** Start of ENTRIES **

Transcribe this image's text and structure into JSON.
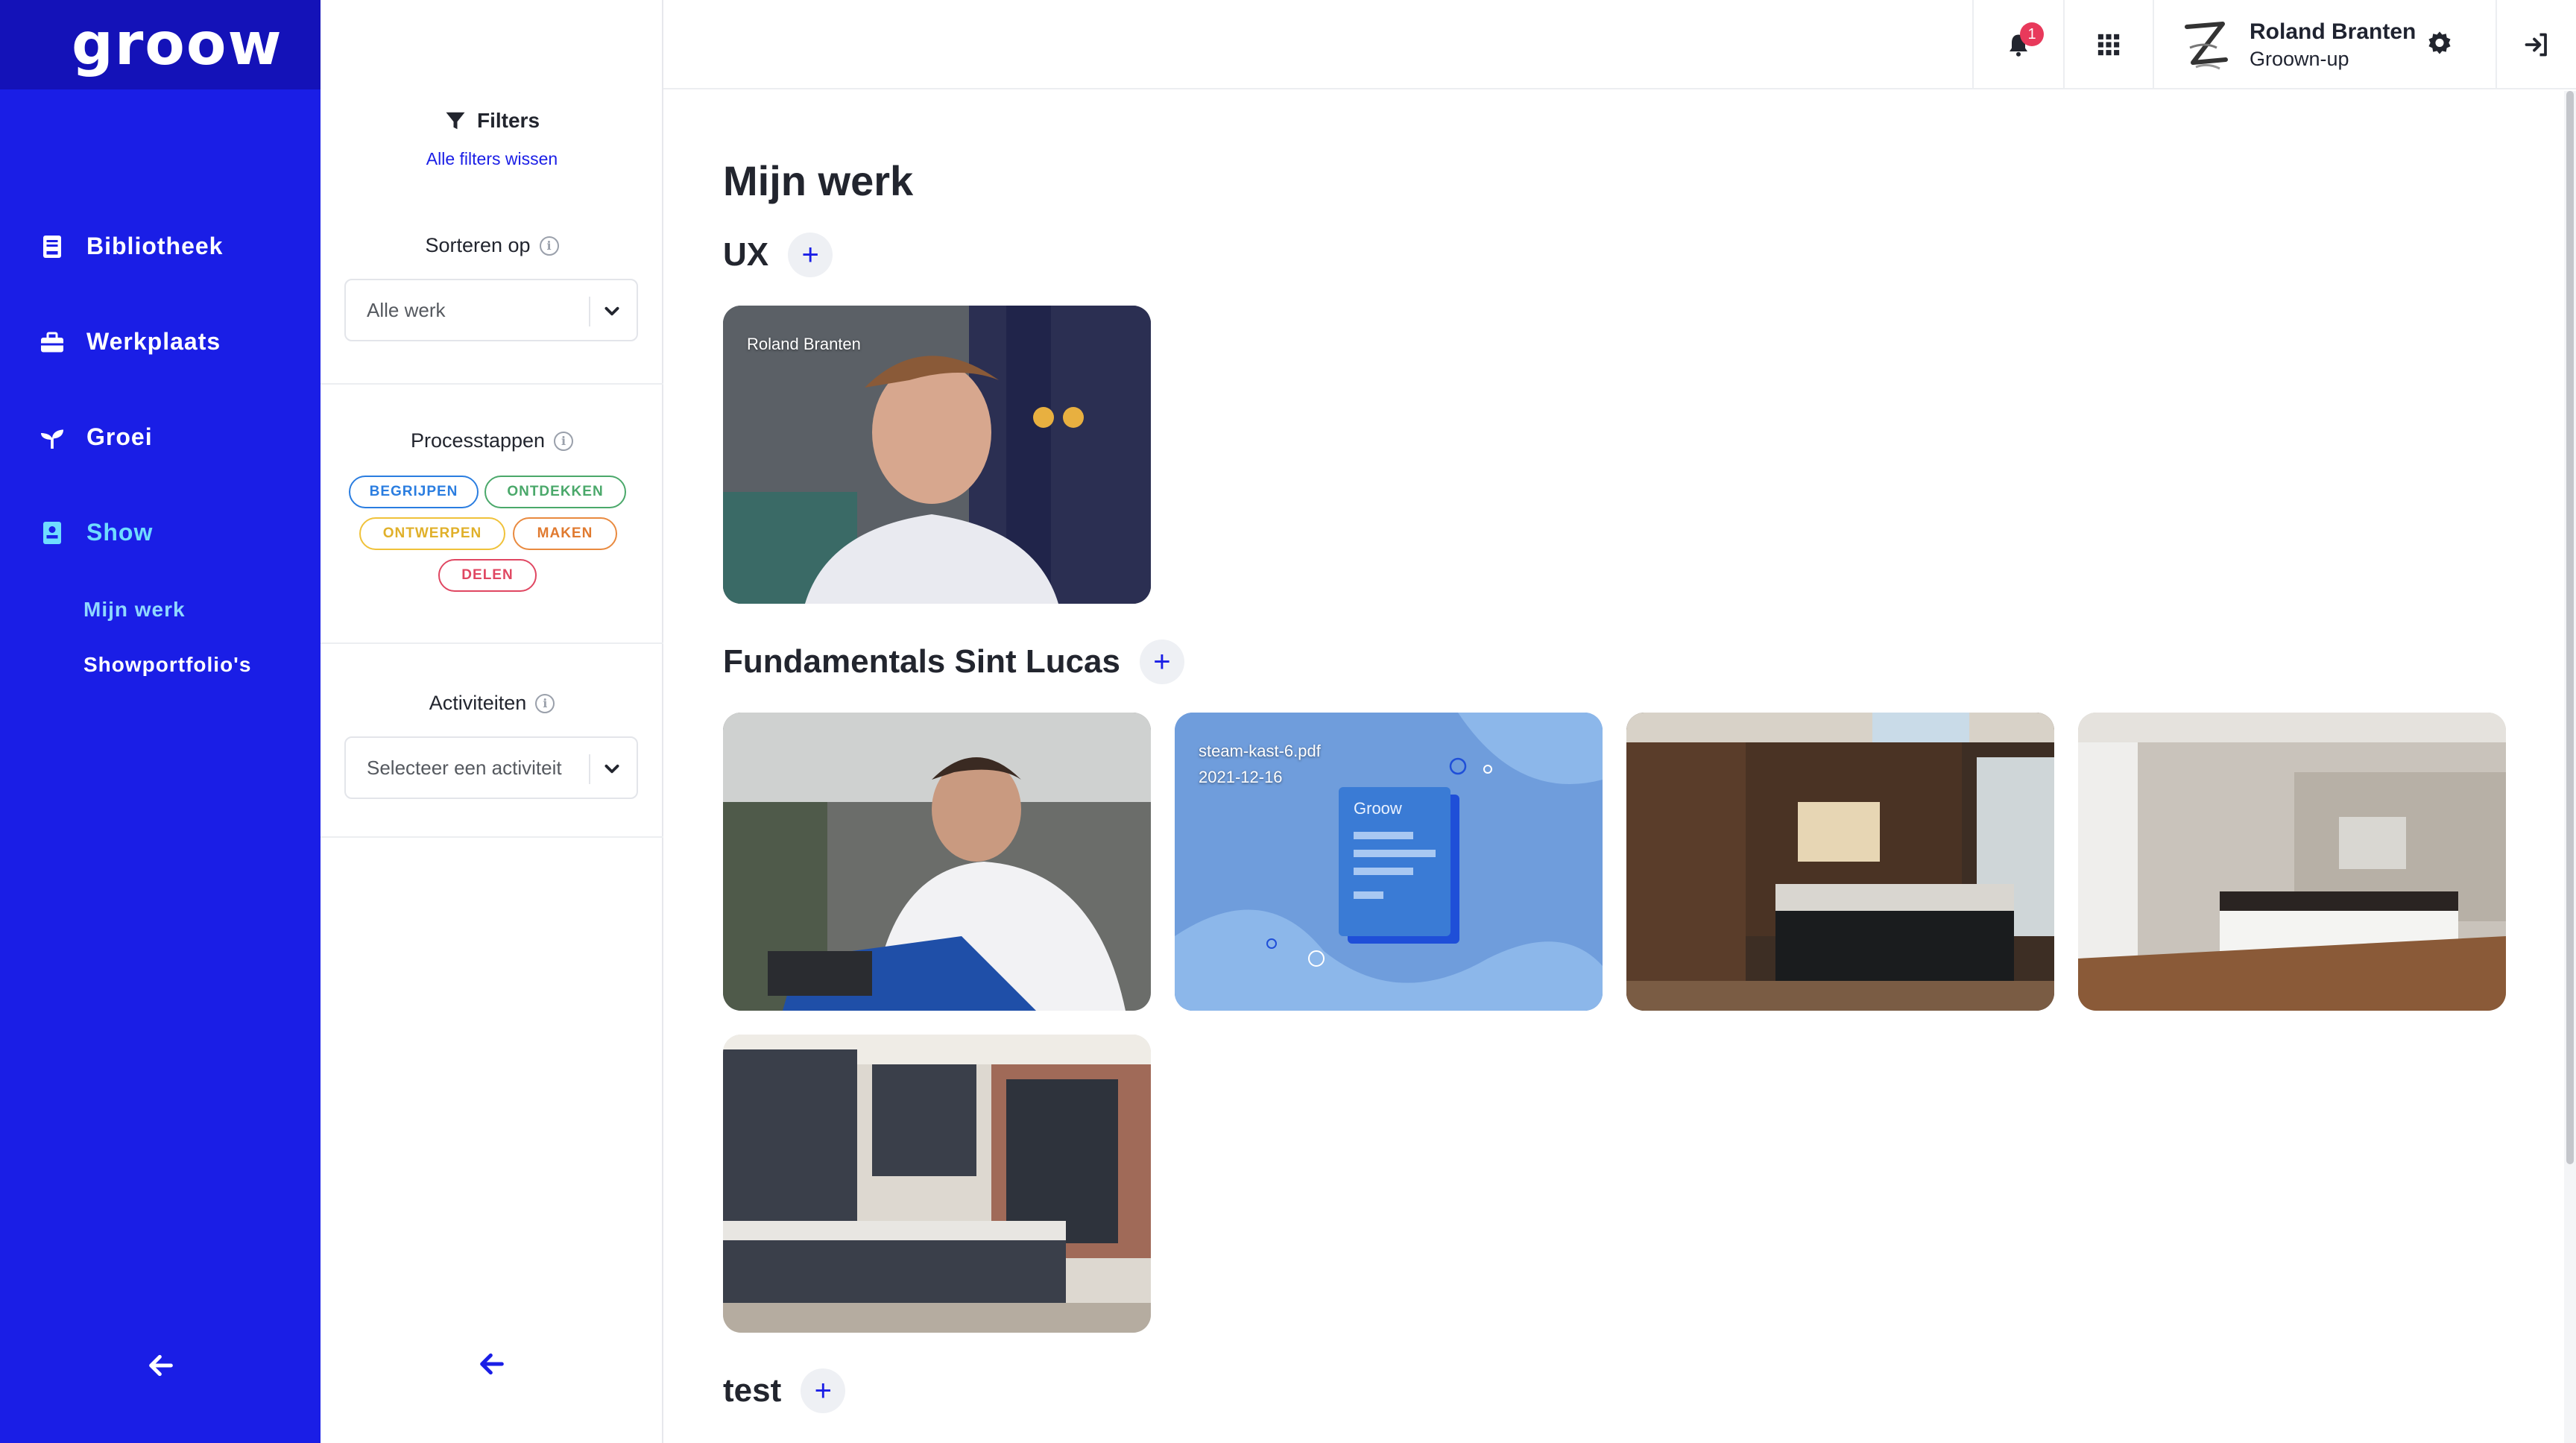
{
  "nav": {
    "logo": "groow",
    "items": [
      {
        "label": "Bibliotheek",
        "icon": "book-icon"
      },
      {
        "label": "Werkplaats",
        "icon": "toolbox-icon"
      },
      {
        "label": "Groei",
        "icon": "sprout-icon"
      },
      {
        "label": "Show",
        "icon": "portfolio-icon"
      }
    ],
    "subitems": [
      {
        "label": "Mijn werk"
      },
      {
        "label": "Showportfolio's"
      }
    ],
    "colors": {
      "background": "#1a1ee6",
      "active": "#6fdcff"
    }
  },
  "filters": {
    "title": "Filters",
    "clear_all": "Alle filters wissen",
    "sort": {
      "label": "Sorteren op",
      "value": "Alle werk"
    },
    "process": {
      "label": "Processtappen",
      "chips": [
        "BEGRIJPEN",
        "ONTDEKKEN",
        "ONTWERPEN",
        "MAKEN",
        "DELEN"
      ]
    },
    "activities": {
      "label": "Activiteiten",
      "value": "Selecteer een activiteit"
    }
  },
  "topbar": {
    "notifications_count": "1",
    "user": {
      "name": "Roland Branten",
      "role": "Groown-up"
    }
  },
  "main": {
    "title": "Mijn werk",
    "groups": [
      {
        "title": "UX",
        "cards": [
          {
            "caption": "Roland Branten"
          }
        ]
      },
      {
        "title": "Fundamentals Sint Lucas",
        "cards": [
          {
            "caption": ""
          },
          {
            "caption": "steam-kast-6.pdf",
            "date": "2021-12-16",
            "doc_label": "Groow"
          },
          {
            "caption": ""
          },
          {
            "caption": ""
          },
          {
            "caption": ""
          }
        ]
      },
      {
        "title": "test",
        "cards": []
      }
    ]
  }
}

** End of ENTRIES **

#### AIM:
Using the material above, retype each entry exactly and omit the pictures.

#### COMPLETE OUTPUT:
Transcribe this image's text and structure into JSON.
{
  "nav": {
    "logo": "groow",
    "items": [
      {
        "label": "Bibliotheek",
        "icon": "book-icon"
      },
      {
        "label": "Werkplaats",
        "icon": "toolbox-icon"
      },
      {
        "label": "Groei",
        "icon": "sprout-icon"
      },
      {
        "label": "Show",
        "icon": "portfolio-icon"
      }
    ],
    "subitems": [
      {
        "label": "Mijn werk"
      },
      {
        "label": "Showportfolio's"
      }
    ],
    "colors": {
      "background": "#1a1ee6",
      "active": "#6fdcff"
    }
  },
  "filters": {
    "title": "Filters",
    "clear_all": "Alle filters wissen",
    "sort": {
      "label": "Sorteren op",
      "value": "Alle werk"
    },
    "process": {
      "label": "Processtappen",
      "chips": [
        "BEGRIJPEN",
        "ONTDEKKEN",
        "ONTWERPEN",
        "MAKEN",
        "DELEN"
      ]
    },
    "activities": {
      "label": "Activiteiten",
      "value": "Selecteer een activiteit"
    }
  },
  "topbar": {
    "notifications_count": "1",
    "user": {
      "name": "Roland Branten",
      "role": "Groown-up"
    }
  },
  "main": {
    "title": "Mijn werk",
    "groups": [
      {
        "title": "UX",
        "cards": [
          {
            "caption": "Roland Branten"
          }
        ]
      },
      {
        "title": "Fundamentals Sint Lucas",
        "cards": [
          {
            "caption": ""
          },
          {
            "caption": "steam-kast-6.pdf",
            "date": "2021-12-16",
            "doc_label": "Groow"
          },
          {
            "caption": ""
          },
          {
            "caption": ""
          },
          {
            "caption": ""
          }
        ]
      },
      {
        "title": "test",
        "cards": []
      }
    ]
  }
}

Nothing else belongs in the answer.